◆ Job: Leave the pictures out, and retype all of the material exactly as written.

◆ Entries supplied:
:::::

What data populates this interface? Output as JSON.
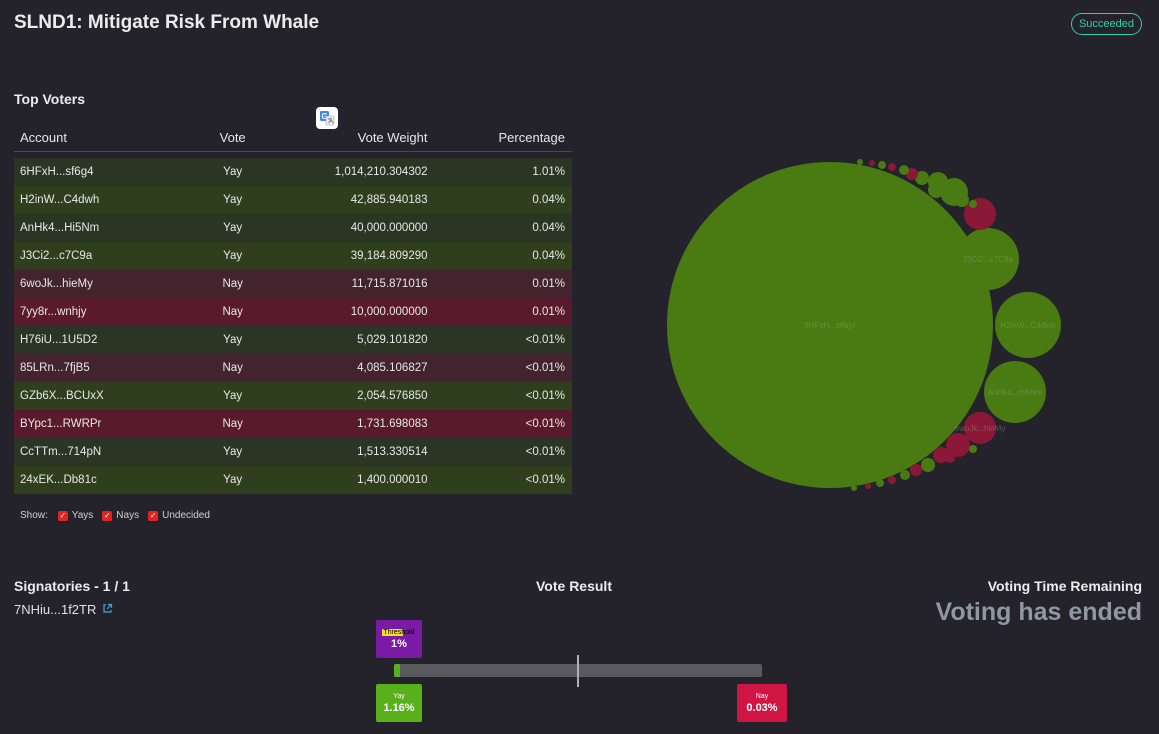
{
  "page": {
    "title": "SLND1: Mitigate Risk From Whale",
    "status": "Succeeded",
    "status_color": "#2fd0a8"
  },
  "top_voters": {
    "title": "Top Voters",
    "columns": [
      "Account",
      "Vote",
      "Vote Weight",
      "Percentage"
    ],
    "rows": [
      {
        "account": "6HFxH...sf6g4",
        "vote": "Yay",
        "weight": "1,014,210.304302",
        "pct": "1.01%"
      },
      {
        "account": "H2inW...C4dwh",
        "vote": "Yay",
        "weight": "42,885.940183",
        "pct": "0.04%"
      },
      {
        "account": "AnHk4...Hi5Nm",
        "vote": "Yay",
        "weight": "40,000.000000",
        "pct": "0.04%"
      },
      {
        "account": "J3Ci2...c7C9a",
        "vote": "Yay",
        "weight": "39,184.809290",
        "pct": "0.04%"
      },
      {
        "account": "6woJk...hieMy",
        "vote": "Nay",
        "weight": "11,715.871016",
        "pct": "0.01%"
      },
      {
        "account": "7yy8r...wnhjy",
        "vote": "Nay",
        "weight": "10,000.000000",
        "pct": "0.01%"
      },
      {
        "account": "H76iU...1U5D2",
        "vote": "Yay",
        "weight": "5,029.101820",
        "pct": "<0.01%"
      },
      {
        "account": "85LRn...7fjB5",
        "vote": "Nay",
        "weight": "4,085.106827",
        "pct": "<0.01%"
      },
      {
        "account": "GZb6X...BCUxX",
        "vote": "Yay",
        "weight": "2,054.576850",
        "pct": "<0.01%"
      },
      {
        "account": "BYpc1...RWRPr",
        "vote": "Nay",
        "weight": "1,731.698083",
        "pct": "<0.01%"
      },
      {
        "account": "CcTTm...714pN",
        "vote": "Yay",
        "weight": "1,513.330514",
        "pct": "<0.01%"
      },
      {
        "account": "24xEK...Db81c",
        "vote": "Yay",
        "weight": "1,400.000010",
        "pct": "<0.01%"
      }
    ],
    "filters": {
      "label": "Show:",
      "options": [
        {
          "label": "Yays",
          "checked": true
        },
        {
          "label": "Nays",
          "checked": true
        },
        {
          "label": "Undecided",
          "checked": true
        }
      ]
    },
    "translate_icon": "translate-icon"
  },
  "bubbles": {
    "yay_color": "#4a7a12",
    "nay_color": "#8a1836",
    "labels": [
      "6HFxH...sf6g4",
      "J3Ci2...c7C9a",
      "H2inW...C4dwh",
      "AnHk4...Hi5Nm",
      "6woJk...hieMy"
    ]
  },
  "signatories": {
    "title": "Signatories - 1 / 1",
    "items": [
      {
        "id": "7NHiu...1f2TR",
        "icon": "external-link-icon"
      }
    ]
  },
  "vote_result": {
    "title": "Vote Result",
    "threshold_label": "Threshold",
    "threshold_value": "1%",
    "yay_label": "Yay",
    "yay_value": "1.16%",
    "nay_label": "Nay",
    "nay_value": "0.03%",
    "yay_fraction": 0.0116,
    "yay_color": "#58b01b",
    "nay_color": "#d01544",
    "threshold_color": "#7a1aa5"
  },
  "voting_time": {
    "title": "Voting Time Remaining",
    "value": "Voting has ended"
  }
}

:::::

◆ Answer to this problem:
What data populates this interface? Output as JSON.
{
  "page": {
    "title": "SLND1: Mitigate Risk From Whale",
    "status": "Succeeded",
    "status_color": "#2fd0a8"
  },
  "top_voters": {
    "title": "Top Voters",
    "columns": [
      "Account",
      "Vote",
      "Vote Weight",
      "Percentage"
    ],
    "rows": [
      {
        "account": "6HFxH...sf6g4",
        "vote": "Yay",
        "weight": "1,014,210.304302",
        "pct": "1.01%"
      },
      {
        "account": "H2inW...C4dwh",
        "vote": "Yay",
        "weight": "42,885.940183",
        "pct": "0.04%"
      },
      {
        "account": "AnHk4...Hi5Nm",
        "vote": "Yay",
        "weight": "40,000.000000",
        "pct": "0.04%"
      },
      {
        "account": "J3Ci2...c7C9a",
        "vote": "Yay",
        "weight": "39,184.809290",
        "pct": "0.04%"
      },
      {
        "account": "6woJk...hieMy",
        "vote": "Nay",
        "weight": "11,715.871016",
        "pct": "0.01%"
      },
      {
        "account": "7yy8r...wnhjy",
        "vote": "Nay",
        "weight": "10,000.000000",
        "pct": "0.01%"
      },
      {
        "account": "H76iU...1U5D2",
        "vote": "Yay",
        "weight": "5,029.101820",
        "pct": "<0.01%"
      },
      {
        "account": "85LRn...7fjB5",
        "vote": "Nay",
        "weight": "4,085.106827",
        "pct": "<0.01%"
      },
      {
        "account": "GZb6X...BCUxX",
        "vote": "Yay",
        "weight": "2,054.576850",
        "pct": "<0.01%"
      },
      {
        "account": "BYpc1...RWRPr",
        "vote": "Nay",
        "weight": "1,731.698083",
        "pct": "<0.01%"
      },
      {
        "account": "CcTTm...714pN",
        "vote": "Yay",
        "weight": "1,513.330514",
        "pct": "<0.01%"
      },
      {
        "account": "24xEK...Db81c",
        "vote": "Yay",
        "weight": "1,400.000010",
        "pct": "<0.01%"
      }
    ],
    "filters": {
      "label": "Show:",
      "options": [
        {
          "label": "Yays",
          "checked": true
        },
        {
          "label": "Nays",
          "checked": true
        },
        {
          "label": "Undecided",
          "checked": true
        }
      ]
    },
    "translate_icon": "translate-icon"
  },
  "bubbles": {
    "yay_color": "#4a7a12",
    "nay_color": "#8a1836",
    "labels": [
      "6HFxH...sf6g4",
      "J3Ci2...c7C9a",
      "H2inW...C4dwh",
      "AnHk4...Hi5Nm",
      "6woJk...hieMy"
    ]
  },
  "signatories": {
    "title": "Signatories - 1 / 1",
    "items": [
      {
        "id": "7NHiu...1f2TR",
        "icon": "external-link-icon"
      }
    ]
  },
  "vote_result": {
    "title": "Vote Result",
    "threshold_label": "Threshold",
    "threshold_value": "1%",
    "yay_label": "Yay",
    "yay_value": "1.16%",
    "nay_label": "Nay",
    "nay_value": "0.03%",
    "yay_fraction": 0.0116,
    "yay_color": "#58b01b",
    "nay_color": "#d01544",
    "threshold_color": "#7a1aa5"
  },
  "voting_time": {
    "title": "Voting Time Remaining",
    "value": "Voting has ended"
  }
}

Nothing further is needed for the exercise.